:: Material shown ::
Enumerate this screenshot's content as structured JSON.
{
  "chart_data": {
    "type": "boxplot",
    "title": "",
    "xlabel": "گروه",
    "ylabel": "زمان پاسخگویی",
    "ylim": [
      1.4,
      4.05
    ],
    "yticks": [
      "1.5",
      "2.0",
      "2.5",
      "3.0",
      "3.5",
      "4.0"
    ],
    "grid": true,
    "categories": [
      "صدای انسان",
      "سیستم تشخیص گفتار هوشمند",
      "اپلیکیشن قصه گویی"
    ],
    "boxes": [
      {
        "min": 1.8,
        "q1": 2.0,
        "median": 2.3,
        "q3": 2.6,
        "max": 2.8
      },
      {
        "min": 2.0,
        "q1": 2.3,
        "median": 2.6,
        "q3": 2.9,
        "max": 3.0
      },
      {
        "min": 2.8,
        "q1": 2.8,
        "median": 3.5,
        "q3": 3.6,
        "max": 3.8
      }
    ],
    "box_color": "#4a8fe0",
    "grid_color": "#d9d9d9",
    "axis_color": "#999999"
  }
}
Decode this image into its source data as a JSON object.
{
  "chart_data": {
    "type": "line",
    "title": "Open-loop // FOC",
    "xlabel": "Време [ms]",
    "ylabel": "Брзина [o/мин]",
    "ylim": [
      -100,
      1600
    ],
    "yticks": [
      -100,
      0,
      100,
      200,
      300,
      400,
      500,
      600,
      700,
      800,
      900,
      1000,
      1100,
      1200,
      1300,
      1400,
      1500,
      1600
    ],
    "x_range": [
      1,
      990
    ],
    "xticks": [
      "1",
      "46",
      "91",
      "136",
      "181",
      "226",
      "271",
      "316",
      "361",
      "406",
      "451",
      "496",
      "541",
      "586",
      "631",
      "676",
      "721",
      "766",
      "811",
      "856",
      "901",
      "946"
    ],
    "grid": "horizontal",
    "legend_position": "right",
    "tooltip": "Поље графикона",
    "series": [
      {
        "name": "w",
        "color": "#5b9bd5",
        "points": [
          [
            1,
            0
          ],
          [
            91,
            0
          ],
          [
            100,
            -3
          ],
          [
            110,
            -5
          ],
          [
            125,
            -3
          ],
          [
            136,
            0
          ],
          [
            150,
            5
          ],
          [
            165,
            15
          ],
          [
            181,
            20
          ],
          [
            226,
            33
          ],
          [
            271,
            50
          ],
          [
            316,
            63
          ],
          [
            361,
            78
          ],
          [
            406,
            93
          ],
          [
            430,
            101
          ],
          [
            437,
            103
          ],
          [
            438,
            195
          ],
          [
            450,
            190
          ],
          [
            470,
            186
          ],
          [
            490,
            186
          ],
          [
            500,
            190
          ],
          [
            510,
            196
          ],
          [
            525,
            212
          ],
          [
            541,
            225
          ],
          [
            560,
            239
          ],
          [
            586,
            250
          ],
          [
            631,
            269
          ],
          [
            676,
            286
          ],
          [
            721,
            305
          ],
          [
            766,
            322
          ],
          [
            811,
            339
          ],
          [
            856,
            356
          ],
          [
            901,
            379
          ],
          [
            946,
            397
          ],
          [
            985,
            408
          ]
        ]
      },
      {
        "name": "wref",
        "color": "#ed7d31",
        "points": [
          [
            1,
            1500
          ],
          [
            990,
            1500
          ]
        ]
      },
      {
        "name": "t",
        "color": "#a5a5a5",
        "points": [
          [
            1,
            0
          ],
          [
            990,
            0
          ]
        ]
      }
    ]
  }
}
:::
__Exercise objective__: Print the material above once more, exactly.

__Exercise response__:
Enumerate this screenshot's content as structured JSON.
{
  "chart_data": {
    "type": "boxplot",
    "title": "",
    "xlabel": "گروه",
    "ylabel": "زمان پاسخگویی",
    "ylim": [
      1.4,
      4.05
    ],
    "yticks": [
      "1.5",
      "2.0",
      "2.5",
      "3.0",
      "3.5",
      "4.0"
    ],
    "grid": true,
    "categories": [
      "صدای انسان",
      "سیستم تشخیص گفتار هوشمند",
      "اپلیکیشن قصه گویی"
    ],
    "boxes": [
      {
        "min": 1.8,
        "q1": 2.0,
        "median": 2.3,
        "q3": 2.6,
        "max": 2.8
      },
      {
        "min": 2.0,
        "q1": 2.3,
        "median": 2.6,
        "q3": 2.9,
        "max": 3.0
      },
      {
        "min": 2.8,
        "q1": 2.8,
        "median": 3.5,
        "q3": 3.6,
        "max": 3.8
      }
    ],
    "box_color": "#4a8fe0",
    "grid_color": "#d9d9d9",
    "axis_color": "#999999"
  }
}
Decode this image into its source data as a JSON object.
{
  "chart_data": {
    "type": "line",
    "title": "Open-loop // FOC",
    "xlabel": "Време [ms]",
    "ylabel": "Брзина [o/мин]",
    "ylim": [
      -100,
      1600
    ],
    "yticks": [
      -100,
      0,
      100,
      200,
      300,
      400,
      500,
      600,
      700,
      800,
      900,
      1000,
      1100,
      1200,
      1300,
      1400,
      1500,
      1600
    ],
    "x_range": [
      1,
      990
    ],
    "xticks": [
      "1",
      "46",
      "91",
      "136",
      "181",
      "226",
      "271",
      "316",
      "361",
      "406",
      "451",
      "496",
      "541",
      "586",
      "631",
      "676",
      "721",
      "766",
      "811",
      "856",
      "901",
      "946"
    ],
    "grid": "horizontal",
    "legend_position": "right",
    "tooltip": "Поље графикона",
    "series": [
      {
        "name": "w",
        "color": "#5b9bd5",
        "points": [
          [
            1,
            0
          ],
          [
            91,
            0
          ],
          [
            100,
            -3
          ],
          [
            110,
            -5
          ],
          [
            125,
            -3
          ],
          [
            136,
            0
          ],
          [
            150,
            5
          ],
          [
            165,
            15
          ],
          [
            181,
            20
          ],
          [
            226,
            33
          ],
          [
            271,
            50
          ],
          [
            316,
            63
          ],
          [
            361,
            78
          ],
          [
            406,
            93
          ],
          [
            430,
            101
          ],
          [
            437,
            103
          ],
          [
            438,
            195
          ],
          [
            450,
            190
          ],
          [
            470,
            186
          ],
          [
            490,
            186
          ],
          [
            500,
            190
          ],
          [
            510,
            196
          ],
          [
            525,
            212
          ],
          [
            541,
            225
          ],
          [
            560,
            239
          ],
          [
            586,
            250
          ],
          [
            631,
            269
          ],
          [
            676,
            286
          ],
          [
            721,
            305
          ],
          [
            766,
            322
          ],
          [
            811,
            339
          ],
          [
            856,
            356
          ],
          [
            901,
            379
          ],
          [
            946,
            397
          ],
          [
            985,
            408
          ]
        ]
      },
      {
        "name": "wref",
        "color": "#ed7d31",
        "points": [
          [
            1,
            1500
          ],
          [
            990,
            1500
          ]
        ]
      },
      {
        "name": "t",
        "color": "#a5a5a5",
        "points": [
          [
            1,
            0
          ],
          [
            990,
            0
          ]
        ]
      }
    ]
  }
}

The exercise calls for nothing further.